Records from a dataset:
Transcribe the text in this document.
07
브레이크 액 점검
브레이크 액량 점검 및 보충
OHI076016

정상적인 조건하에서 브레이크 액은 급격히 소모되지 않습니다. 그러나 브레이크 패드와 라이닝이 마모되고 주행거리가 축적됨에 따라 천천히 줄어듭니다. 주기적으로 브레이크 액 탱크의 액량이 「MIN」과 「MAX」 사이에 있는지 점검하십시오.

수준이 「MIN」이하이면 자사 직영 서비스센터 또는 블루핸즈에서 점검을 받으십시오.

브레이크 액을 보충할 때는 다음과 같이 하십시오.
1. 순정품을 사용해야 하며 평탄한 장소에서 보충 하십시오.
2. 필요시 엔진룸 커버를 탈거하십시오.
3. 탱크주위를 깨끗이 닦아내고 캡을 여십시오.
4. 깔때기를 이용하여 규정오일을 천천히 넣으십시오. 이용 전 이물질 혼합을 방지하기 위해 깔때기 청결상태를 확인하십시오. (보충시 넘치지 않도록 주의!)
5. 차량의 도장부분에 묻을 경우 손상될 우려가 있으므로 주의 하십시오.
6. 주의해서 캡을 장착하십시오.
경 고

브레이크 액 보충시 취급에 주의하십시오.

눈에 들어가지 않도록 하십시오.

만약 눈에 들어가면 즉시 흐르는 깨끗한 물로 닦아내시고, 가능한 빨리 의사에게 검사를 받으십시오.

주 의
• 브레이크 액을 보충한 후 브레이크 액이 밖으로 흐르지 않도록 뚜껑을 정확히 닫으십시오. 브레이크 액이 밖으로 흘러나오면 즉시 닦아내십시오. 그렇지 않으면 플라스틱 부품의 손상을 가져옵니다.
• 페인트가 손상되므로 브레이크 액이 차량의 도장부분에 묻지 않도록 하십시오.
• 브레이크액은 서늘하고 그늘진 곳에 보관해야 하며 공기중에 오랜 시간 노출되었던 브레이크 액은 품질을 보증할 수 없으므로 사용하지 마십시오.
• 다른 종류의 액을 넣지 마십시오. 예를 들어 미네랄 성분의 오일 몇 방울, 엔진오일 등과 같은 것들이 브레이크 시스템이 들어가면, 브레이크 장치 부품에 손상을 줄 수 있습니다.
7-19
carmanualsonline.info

**Task prompt**
The records above should be repeated in full, exactly as given.

**Complete response**
Transcribe the text in this document.
07
브레이크 액 점검
브레이크 액량 점검 및 보충
OHI076016

정상적인 조건하에서 브레이크 액은 급격히 소모되지 않습니다. 그러나 브레이크 패드와 라이닝이 마모되고 주행거리가 축적됨에 따라 천천히 줄어듭니다. 주기적으로 브레이크 액 탱크의 액량이 「MIN」과 「MAX」 사이에 있는지 점검하십시오.

수준이 「MIN」이하이면 자사 직영 서비스센터 또는 블루핸즈에서 점검을 받으십시오.

브레이크 액을 보충할 때는 다음과 같이 하십시오.
1. 순정품을 사용해야 하며 평탄한 장소에서 보충 하십시오.
2. 필요시 엔진룸 커버를 탈거하십시오.
3. 탱크주위를 깨끗이 닦아내고 캡을 여십시오.
4. 깔때기를 이용하여 규정오일을 천천히 넣으십시오. 이용 전 이물질 혼합을 방지하기 위해 깔때기 청결상태를 확인하십시오. (보충시 넘치지 않도록 주의!)
5. 차량의 도장부분에 묻을 경우 손상될 우려가 있으므로 주의 하십시오.
6. 주의해서 캡을 장착하십시오.
경 고

브레이크 액 보충시 취급에 주의하십시오.

눈에 들어가지 않도록 하십시오.

만약 눈에 들어가면 즉시 흐르는 깨끗한 물로 닦아내시고, 가능한 빨리 의사에게 검사를 받으십시오.

주 의
• 브레이크 액을 보충한 후 브레이크 액이 밖으로 흐르지 않도록 뚜껑을 정확히 닫으십시오. 브레이크 액이 밖으로 흘러나오면 즉시 닦아내십시오. 그렇지 않으면 플라스틱 부품의 손상을 가져옵니다.
• 페인트가 손상되므로 브레이크 액이 차량의 도장부분에 묻지 않도록 하십시오.
• 브레이크액은 서늘하고 그늘진 곳에 보관해야 하며 공기중에 오랜 시간 노출되었던 브레이크 액은 품질을 보증할 수 없으므로 사용하지 마십시오.
• 다른 종류의 액을 넣지 마십시오. 예를 들어 미네랄 성분의 오일 몇 방울, 엔진오일 등과 같은 것들이 브레이크 시스템이 들어가면, 브레이크 장치 부품에 손상을 줄 수 있습니다.
7-19
carmanualsonline.info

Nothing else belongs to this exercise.